## Short exercise
Each record below is to be reproduced without any change.

.....

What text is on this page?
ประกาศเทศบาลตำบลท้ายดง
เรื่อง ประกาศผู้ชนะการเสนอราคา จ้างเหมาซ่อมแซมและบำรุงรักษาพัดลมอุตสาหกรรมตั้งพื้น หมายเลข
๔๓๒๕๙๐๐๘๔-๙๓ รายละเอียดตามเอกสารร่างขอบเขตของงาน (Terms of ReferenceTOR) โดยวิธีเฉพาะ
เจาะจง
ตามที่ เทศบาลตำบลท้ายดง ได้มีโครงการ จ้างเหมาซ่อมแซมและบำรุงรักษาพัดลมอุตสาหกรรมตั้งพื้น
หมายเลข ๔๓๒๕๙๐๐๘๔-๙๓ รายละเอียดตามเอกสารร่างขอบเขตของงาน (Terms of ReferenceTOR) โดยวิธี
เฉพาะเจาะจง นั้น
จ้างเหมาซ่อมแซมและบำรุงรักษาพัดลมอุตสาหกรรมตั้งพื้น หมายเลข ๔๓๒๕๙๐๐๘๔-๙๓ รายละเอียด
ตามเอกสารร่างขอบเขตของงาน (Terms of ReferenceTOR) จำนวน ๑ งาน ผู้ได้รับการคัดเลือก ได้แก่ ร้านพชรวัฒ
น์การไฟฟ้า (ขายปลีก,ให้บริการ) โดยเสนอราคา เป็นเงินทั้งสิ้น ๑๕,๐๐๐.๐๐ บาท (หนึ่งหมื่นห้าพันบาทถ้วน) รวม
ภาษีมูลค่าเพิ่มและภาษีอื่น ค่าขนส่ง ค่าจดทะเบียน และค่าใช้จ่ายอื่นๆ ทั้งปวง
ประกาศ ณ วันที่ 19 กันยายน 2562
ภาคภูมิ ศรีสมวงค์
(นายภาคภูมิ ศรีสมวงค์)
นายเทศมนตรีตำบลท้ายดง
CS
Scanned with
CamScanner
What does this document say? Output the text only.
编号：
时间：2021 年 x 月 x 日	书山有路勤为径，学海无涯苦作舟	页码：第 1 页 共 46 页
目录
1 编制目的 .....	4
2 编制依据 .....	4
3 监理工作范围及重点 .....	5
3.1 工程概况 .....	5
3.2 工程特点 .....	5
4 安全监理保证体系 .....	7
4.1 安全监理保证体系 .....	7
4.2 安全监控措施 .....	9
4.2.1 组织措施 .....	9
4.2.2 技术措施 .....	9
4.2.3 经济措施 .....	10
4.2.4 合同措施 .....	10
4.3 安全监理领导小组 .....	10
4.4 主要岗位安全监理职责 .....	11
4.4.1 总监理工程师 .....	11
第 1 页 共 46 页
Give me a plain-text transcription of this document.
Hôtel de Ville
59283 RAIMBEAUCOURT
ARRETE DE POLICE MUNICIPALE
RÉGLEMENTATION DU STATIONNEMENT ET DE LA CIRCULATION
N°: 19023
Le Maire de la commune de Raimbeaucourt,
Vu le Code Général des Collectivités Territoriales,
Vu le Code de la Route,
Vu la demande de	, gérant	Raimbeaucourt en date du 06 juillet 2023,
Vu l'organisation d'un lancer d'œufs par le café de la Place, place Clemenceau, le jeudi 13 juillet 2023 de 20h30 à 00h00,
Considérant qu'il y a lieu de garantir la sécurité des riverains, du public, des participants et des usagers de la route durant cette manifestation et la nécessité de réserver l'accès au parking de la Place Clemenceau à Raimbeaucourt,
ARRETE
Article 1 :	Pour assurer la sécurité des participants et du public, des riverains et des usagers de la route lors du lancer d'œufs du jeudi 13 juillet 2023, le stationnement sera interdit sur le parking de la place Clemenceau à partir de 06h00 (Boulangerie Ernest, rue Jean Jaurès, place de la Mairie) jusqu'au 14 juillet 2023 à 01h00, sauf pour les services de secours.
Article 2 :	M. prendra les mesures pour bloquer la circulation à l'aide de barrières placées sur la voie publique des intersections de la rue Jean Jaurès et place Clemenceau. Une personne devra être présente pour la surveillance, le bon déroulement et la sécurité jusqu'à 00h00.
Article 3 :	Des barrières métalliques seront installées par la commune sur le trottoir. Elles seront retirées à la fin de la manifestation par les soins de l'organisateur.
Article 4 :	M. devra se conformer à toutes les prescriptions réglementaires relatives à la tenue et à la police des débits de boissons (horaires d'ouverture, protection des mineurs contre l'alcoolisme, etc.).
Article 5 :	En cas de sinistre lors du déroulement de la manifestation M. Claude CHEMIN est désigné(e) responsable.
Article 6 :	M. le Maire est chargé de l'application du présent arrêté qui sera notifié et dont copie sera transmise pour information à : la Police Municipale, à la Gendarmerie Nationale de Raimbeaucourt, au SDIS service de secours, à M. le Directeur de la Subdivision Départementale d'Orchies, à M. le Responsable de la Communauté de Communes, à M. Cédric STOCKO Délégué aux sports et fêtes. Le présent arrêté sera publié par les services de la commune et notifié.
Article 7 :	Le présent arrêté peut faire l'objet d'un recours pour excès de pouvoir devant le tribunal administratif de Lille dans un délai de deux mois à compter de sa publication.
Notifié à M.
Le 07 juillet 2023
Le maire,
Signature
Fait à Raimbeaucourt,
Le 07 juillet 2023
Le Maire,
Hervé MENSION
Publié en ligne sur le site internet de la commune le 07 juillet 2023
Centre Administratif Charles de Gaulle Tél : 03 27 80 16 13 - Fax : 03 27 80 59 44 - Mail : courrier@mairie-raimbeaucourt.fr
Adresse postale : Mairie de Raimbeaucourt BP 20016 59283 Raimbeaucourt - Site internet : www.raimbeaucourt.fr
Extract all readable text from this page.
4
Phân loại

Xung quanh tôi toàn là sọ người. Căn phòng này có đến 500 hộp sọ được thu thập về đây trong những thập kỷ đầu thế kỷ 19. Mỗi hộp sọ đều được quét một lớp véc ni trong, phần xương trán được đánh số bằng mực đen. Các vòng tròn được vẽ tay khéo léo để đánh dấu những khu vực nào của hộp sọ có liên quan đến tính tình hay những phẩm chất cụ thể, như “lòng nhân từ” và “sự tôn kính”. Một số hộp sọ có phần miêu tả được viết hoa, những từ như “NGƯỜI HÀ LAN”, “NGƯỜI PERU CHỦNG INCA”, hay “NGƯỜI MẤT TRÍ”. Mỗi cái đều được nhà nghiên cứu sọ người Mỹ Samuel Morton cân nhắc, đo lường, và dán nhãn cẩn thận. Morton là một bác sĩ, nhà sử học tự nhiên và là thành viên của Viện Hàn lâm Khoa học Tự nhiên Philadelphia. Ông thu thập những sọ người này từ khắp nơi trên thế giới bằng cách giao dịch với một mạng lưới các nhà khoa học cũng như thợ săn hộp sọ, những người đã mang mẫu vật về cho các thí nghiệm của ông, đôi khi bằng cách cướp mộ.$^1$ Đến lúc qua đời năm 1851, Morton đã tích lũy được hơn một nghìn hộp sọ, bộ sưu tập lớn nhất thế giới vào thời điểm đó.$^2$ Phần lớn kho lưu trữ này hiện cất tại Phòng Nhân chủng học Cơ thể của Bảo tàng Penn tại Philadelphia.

.....

## Finished task
What text is on this page?
ประกาศเทศบาลตำบลท้ายดง
เรื่อง ประกาศผู้ชนะการเสนอราคา จ้างเหมาซ่อมแซมและบำรุงรักษาพัดลมอุตสาหกรรมตั้งพื้น หมายเลข
๔๓๒๕๙๐๐๘๔-๙๓ รายละเอียดตามเอกสารร่างขอบเขตของงาน (Terms of ReferenceTOR) โดยวิธีเฉพาะ
เจาะจง
ตามที่ เทศบาลตำบลท้ายดง ได้มีโครงการ จ้างเหมาซ่อมแซมและบำรุงรักษาพัดลมอุตสาหกรรมตั้งพื้น
หมายเลข ๔๓๒๕๙๐๐๘๔-๙๓ รายละเอียดตามเอกสารร่างขอบเขตของงาน (Terms of ReferenceTOR) โดยวิธี
เฉพาะเจาะจง นั้น
จ้างเหมาซ่อมแซมและบำรุงรักษาพัดลมอุตสาหกรรมตั้งพื้น หมายเลข ๔๓๒๕๙๐๐๘๔-๙๓ รายละเอียด
ตามเอกสารร่างขอบเขตของงาน (Terms of ReferenceTOR) จำนวน ๑ งาน ผู้ได้รับการคัดเลือก ได้แก่ ร้านพชรวัฒ
น์การไฟฟ้า (ขายปลีก,ให้บริการ) โดยเสนอราคา เป็นเงินทั้งสิ้น ๑๕,๐๐๐.๐๐ บาท (หนึ่งหมื่นห้าพันบาทถ้วน) รวม
ภาษีมูลค่าเพิ่มและภาษีอื่น ค่าขนส่ง ค่าจดทะเบียน และค่าใช้จ่ายอื่นๆ ทั้งปวง
ประกาศ ณ วันที่ 19 กันยายน 2562
ภาคภูมิ ศรีสมวงค์
(นายภาคภูมิ ศรีสมวงค์)
นายเทศมนตรีตำบลท้ายดง
CS
Scanned with
CamScanner
What does this document say? Output the text only.
编号：
时间：2021 年 x 月 x 日	书山有路勤为径，学海无涯苦作舟	页码：第 1 页 共 46 页
目录
1 编制目的 .....	4
2 编制依据 .....	4
3 监理工作范围及重点 .....	5
3.1 工程概况 .....	5
3.2 工程特点 .....	5
4 安全监理保证体系 .....	7
4.1 安全监理保证体系 .....	7
4.2 安全监控措施 .....	9
4.2.1 组织措施 .....	9
4.2.2 技术措施 .....	9
4.2.3 经济措施 .....	10
4.2.4 合同措施 .....	10
4.3 安全监理领导小组 .....	10
4.4 主要岗位安全监理职责 .....	11
4.4.1 总监理工程师 .....	11
第 1 页 共 46 页
Give me a plain-text transcription of this document.
Hôtel de Ville
59283 RAIMBEAUCOURT
ARRETE DE POLICE MUNICIPALE
RÉGLEMENTATION DU STATIONNEMENT ET DE LA CIRCULATION
N°: 19023
Le Maire de la commune de Raimbeaucourt,
Vu le Code Général des Collectivités Territoriales,
Vu le Code de la Route,
Vu la demande de	, gérant	Raimbeaucourt en date du 06 juillet 2023,
Vu l'organisation d'un lancer d'œufs par le café de la Place, place Clemenceau, le jeudi 13 juillet 2023 de 20h30 à 00h00,
Considérant qu'il y a lieu de garantir la sécurité des riverains, du public, des participants et des usagers de la route durant cette manifestation et la nécessité de réserver l'accès au parking de la Place Clemenceau à Raimbeaucourt,
ARRETE
Article 1 :	Pour assurer la sécurité des participants et du public, des riverains et des usagers de la route lors du lancer d'œufs du jeudi 13 juillet 2023, le stationnement sera interdit sur le parking de la place Clemenceau à partir de 06h00 (Boulangerie Ernest, rue Jean Jaurès, place de la Mairie) jusqu'au 14 juillet 2023 à 01h00, sauf pour les services de secours.
Article 2 :	M. prendra les mesures pour bloquer la circulation à l'aide de barrières placées sur la voie publique des intersections de la rue Jean Jaurès et place Clemenceau. Une personne devra être présente pour la surveillance, le bon déroulement et la sécurité jusqu'à 00h00.
Article 3 :	Des barrières métalliques seront installées par la commune sur le trottoir. Elles seront retirées à la fin de la manifestation par les soins de l'organisateur.
Article 4 :	M. devra se conformer à toutes les prescriptions réglementaires relatives à la tenue et à la police des débits de boissons (horaires d'ouverture, protection des mineurs contre l'alcoolisme, etc.).
Article 5 :	En cas de sinistre lors du déroulement de la manifestation M. Claude CHEMIN est désigné(e) responsable.
Article 6 :	M. le Maire est chargé de l'application du présent arrêté qui sera notifié et dont copie sera transmise pour information à : la Police Municipale, à la Gendarmerie Nationale de Raimbeaucourt, au SDIS service de secours, à M. le Directeur de la Subdivision Départementale d'Orchies, à M. le Responsable de la Communauté de Communes, à M. Cédric STOCKO Délégué aux sports et fêtes. Le présent arrêté sera publié par les services de la commune et notifié.
Article 7 :	Le présent arrêté peut faire l'objet d'un recours pour excès de pouvoir devant le tribunal administratif de Lille dans un délai de deux mois à compter de sa publication.
Notifié à M.
Le 07 juillet 2023
Le maire,
Signature
Fait à Raimbeaucourt,
Le 07 juillet 2023
Le Maire,
Hervé MENSION
Publié en ligne sur le site internet de la commune le 07 juillet 2023
Centre Administratif Charles de Gaulle Tél : 03 27 80 16 13 - Fax : 03 27 80 59 44 - Mail : courrier@mairie-raimbeaucourt.fr
Adresse postale : Mairie de Raimbeaucourt BP 20016 59283 Raimbeaucourt - Site internet : www.raimbeaucourt.fr
Extract all readable text from this page.
4
Phân loại

Xung quanh tôi toàn là sọ người. Căn phòng này có đến 500 hộp sọ được thu thập về đây trong những thập kỷ đầu thế kỷ 19. Mỗi hộp sọ đều được quét một lớp véc ni trong, phần xương trán được đánh số bằng mực đen. Các vòng tròn được vẽ tay khéo léo để đánh dấu những khu vực nào của hộp sọ có liên quan đến tính tình hay những phẩm chất cụ thể, như “lòng nhân từ” và “sự tôn kính”. Một số hộp sọ có phần miêu tả được viết hoa, những từ như “NGƯỜI HÀ LAN”, “NGƯỜI PERU CHỦNG INCA”, hay “NGƯỜI MẤT TRÍ”. Mỗi cái đều được nhà nghiên cứu sọ người Mỹ Samuel Morton cân nhắc, đo lường, và dán nhãn cẩn thận. Morton là một bác sĩ, nhà sử học tự nhiên và là thành viên của Viện Hàn lâm Khoa học Tự nhiên Philadelphia. Ông thu thập những sọ người này từ khắp nơi trên thế giới bằng cách giao dịch với một mạng lưới các nhà khoa học cũng như thợ săn hộp sọ, những người đã mang mẫu vật về cho các thí nghiệm của ông, đôi khi bằng cách cướp mộ.$^1$ Đến lúc qua đời năm 1851, Morton đã tích lũy được hơn một nghìn hộp sọ, bộ sưu tập lớn nhất thế giới vào thời điểm đó.$^2$ Phần lớn kho lưu trữ này hiện cất tại Phòng Nhân chủng học Cơ thể của Bảo tàng Penn tại Philadelphia.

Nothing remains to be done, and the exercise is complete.